[Records from a data source]

┏━━

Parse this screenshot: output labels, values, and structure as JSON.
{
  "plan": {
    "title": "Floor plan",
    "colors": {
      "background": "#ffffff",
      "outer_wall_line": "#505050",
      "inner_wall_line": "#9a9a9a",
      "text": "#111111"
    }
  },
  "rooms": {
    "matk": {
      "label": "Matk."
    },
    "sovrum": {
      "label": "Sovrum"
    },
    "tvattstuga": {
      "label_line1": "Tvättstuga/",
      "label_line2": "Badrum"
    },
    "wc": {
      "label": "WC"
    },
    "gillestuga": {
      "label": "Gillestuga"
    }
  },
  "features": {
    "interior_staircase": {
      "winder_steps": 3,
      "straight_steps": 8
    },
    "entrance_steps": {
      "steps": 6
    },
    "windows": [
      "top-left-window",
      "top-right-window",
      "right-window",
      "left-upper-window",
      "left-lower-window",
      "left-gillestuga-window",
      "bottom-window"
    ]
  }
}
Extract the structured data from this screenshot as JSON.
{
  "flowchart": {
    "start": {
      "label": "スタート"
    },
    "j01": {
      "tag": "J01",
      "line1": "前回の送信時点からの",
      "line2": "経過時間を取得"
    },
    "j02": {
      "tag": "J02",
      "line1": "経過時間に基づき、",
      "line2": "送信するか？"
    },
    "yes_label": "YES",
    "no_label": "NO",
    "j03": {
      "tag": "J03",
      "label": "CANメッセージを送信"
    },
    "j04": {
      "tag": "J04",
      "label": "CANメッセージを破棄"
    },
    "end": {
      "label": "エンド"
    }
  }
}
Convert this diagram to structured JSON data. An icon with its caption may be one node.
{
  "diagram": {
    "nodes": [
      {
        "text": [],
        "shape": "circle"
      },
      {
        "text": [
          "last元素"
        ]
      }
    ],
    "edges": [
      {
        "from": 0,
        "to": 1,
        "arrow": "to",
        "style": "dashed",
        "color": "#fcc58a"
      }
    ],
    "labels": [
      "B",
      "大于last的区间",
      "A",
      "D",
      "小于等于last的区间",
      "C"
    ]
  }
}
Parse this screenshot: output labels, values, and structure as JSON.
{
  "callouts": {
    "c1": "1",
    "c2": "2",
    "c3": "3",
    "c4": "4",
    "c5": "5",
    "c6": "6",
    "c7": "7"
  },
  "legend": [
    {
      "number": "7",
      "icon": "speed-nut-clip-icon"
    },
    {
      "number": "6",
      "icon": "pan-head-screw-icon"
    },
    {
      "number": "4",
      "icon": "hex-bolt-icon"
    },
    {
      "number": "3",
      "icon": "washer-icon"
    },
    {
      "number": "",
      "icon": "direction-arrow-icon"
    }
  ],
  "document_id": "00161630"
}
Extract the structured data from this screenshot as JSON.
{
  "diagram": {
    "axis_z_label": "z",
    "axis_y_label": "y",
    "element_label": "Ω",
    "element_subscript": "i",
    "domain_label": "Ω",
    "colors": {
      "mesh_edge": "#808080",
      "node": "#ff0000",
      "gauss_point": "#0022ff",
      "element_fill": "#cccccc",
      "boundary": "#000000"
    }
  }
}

┗━━

* [Requirements]
Within the material above, find the lines that contain the word "left"; copy them.

* [Task output]
      "top-left-window",
      "left-upper-window",
      "left-lower-window",
      "left-gillestuga-window",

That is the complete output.